> _Task requirements_
Give the number of lines in the records below that include "Google". Reply with that number alone.
═══ Provided material ═══
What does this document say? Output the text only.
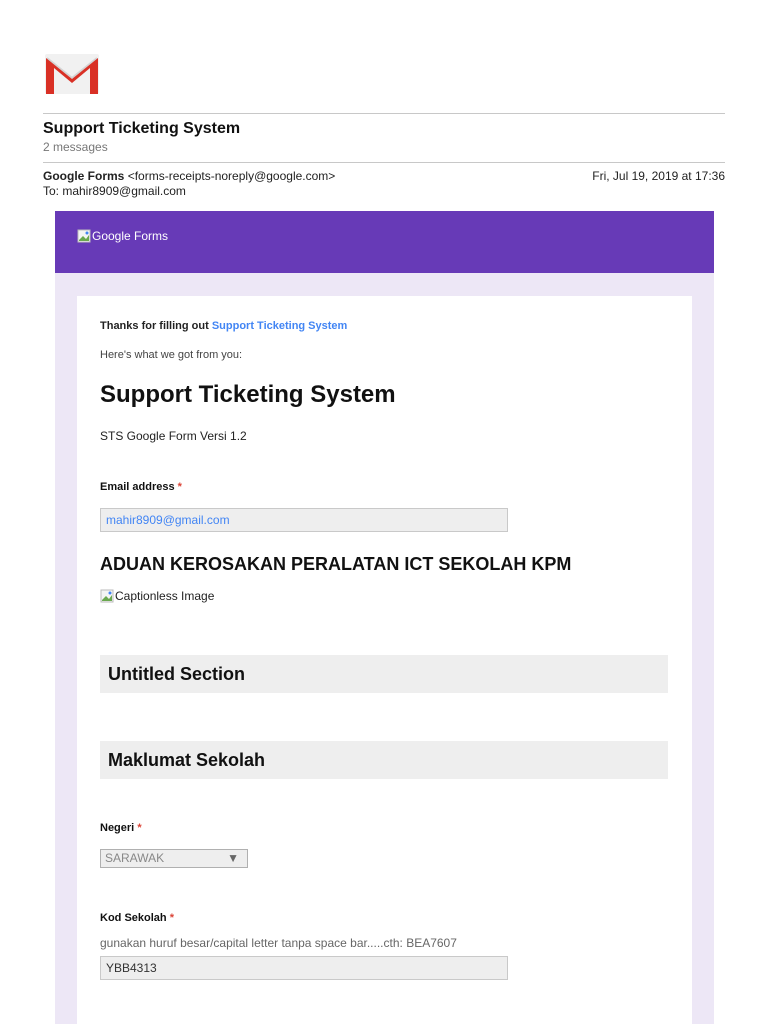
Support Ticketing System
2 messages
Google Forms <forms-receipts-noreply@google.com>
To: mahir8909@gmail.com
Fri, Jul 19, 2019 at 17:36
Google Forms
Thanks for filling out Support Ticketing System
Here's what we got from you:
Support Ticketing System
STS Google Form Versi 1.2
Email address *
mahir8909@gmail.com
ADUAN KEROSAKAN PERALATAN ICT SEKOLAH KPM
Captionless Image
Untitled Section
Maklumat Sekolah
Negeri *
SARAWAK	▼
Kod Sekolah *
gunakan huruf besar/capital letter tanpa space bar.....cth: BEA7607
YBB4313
═══
> _Exercise answer_
3